*Request*. Return the lines below verbatim, beginning with the line containing "List each element" and continuing through the line containing "y-tick-label: 0: [248, 779, 277, 833]", both included. Omit the pictures from your answer.

** begin Record list **

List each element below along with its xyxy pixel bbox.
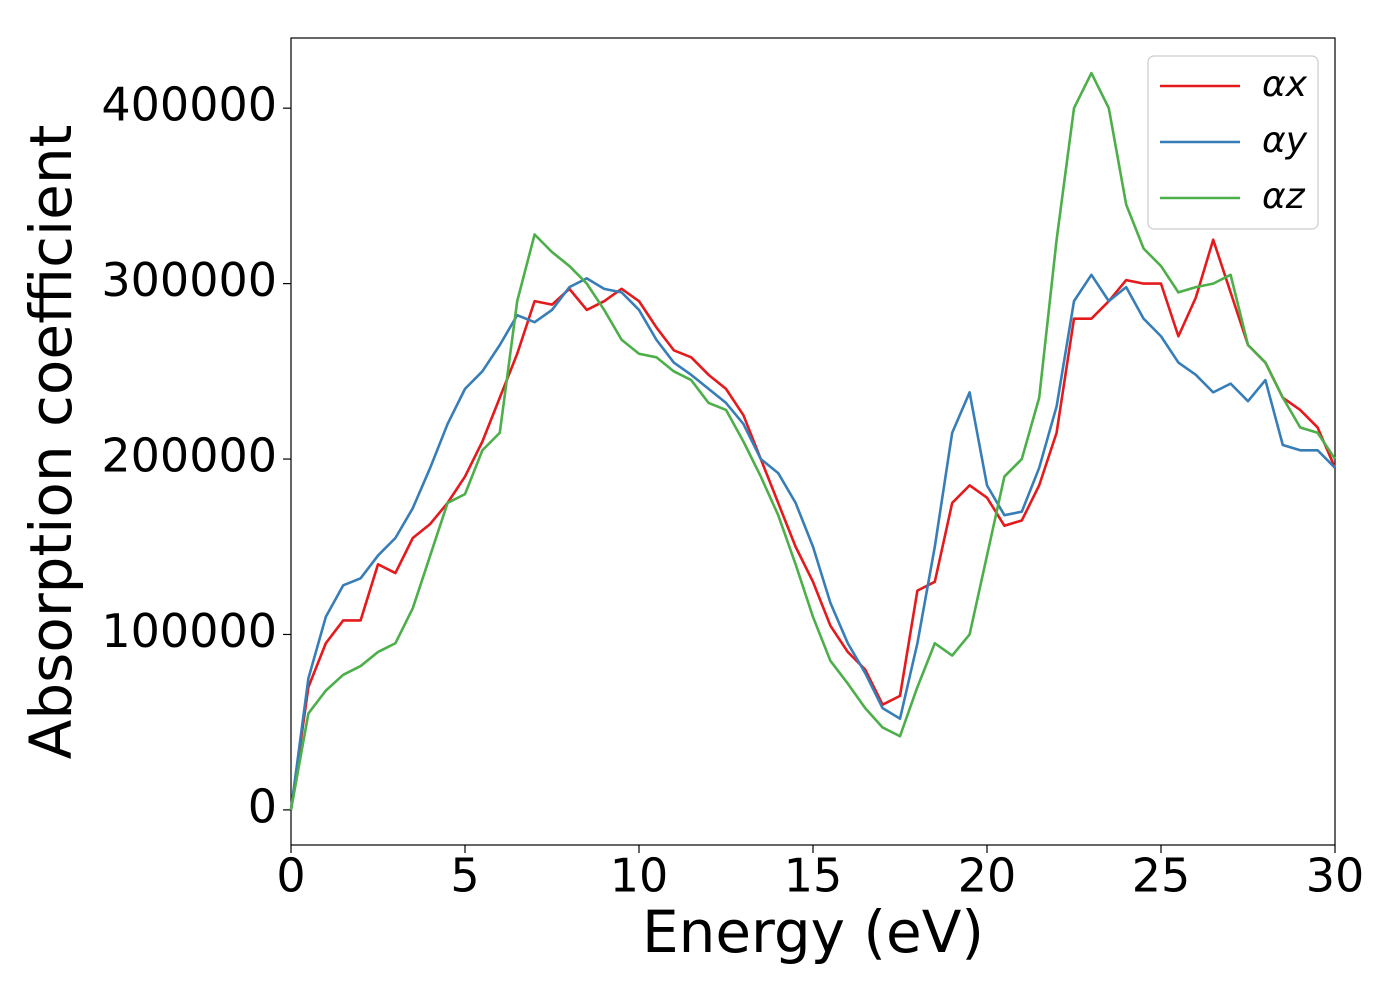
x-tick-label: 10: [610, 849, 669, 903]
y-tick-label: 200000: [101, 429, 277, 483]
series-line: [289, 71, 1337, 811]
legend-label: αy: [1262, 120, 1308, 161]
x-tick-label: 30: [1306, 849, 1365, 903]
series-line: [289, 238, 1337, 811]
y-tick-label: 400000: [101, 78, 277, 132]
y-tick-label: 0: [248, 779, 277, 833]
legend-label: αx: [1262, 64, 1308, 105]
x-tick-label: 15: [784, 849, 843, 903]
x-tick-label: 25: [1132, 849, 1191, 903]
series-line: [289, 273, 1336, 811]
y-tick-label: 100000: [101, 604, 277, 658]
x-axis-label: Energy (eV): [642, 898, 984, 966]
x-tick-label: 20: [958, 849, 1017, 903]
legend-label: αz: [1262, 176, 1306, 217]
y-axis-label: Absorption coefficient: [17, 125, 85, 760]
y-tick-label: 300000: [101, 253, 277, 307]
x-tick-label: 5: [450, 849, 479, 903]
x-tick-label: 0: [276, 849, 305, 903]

** end Record list **
** begin Record list **

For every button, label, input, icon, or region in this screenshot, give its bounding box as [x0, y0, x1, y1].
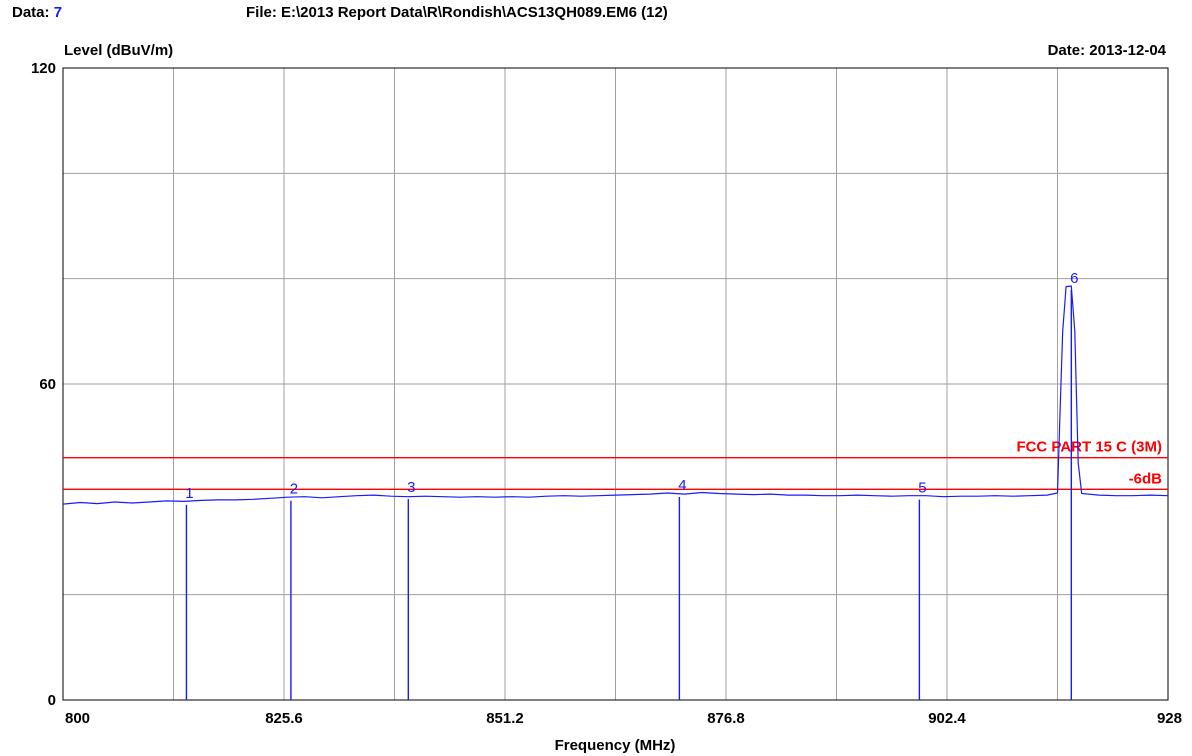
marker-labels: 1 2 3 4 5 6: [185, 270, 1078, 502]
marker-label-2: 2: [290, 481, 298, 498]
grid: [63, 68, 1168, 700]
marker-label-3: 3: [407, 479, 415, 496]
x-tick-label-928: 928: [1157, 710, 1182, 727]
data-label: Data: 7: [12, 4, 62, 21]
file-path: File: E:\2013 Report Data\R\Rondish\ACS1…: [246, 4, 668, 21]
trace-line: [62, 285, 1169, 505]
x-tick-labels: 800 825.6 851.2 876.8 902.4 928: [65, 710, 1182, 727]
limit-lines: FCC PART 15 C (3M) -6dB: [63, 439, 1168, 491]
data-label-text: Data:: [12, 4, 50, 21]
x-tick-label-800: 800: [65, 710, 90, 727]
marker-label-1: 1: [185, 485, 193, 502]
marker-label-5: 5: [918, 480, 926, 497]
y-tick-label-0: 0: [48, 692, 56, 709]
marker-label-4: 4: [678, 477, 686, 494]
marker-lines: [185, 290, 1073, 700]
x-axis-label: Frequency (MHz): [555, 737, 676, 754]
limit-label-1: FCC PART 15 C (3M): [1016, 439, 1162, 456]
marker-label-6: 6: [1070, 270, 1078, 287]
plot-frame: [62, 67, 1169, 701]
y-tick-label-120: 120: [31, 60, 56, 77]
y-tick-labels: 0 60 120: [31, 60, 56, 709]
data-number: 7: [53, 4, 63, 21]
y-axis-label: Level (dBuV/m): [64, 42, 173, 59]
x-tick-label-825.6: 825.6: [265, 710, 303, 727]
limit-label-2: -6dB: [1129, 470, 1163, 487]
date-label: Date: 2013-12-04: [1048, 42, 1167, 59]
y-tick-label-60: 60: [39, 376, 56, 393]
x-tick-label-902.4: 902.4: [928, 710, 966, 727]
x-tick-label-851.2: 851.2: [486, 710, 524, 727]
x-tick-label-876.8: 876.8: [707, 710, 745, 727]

** end Record list **
** begin Record list **

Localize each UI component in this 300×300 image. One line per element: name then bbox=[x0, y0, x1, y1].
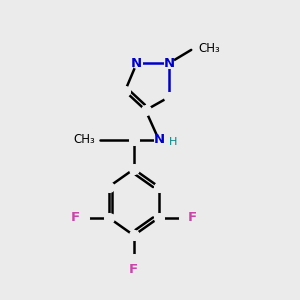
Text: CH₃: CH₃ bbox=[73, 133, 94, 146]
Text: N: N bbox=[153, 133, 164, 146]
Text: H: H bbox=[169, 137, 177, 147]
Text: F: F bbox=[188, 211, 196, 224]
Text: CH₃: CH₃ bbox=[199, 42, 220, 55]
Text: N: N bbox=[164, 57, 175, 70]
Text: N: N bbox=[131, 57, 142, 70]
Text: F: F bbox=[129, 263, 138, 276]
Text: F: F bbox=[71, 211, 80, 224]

** end Record list **

*Written response*.
List each element below along with its xyxy pixel bbox.
x-tick-label: 10: [610, 849, 669, 903]
y-tick-label: 200000: [101, 429, 277, 483]
series-line: [289, 71, 1337, 811]
legend-label: αy: [1262, 120, 1308, 161]
x-tick-label: 30: [1306, 849, 1365, 903]
series-line: [289, 238, 1337, 811]
y-tick-label: 400000: [101, 78, 277, 132]
y-tick-label: 0: [248, 779, 277, 833]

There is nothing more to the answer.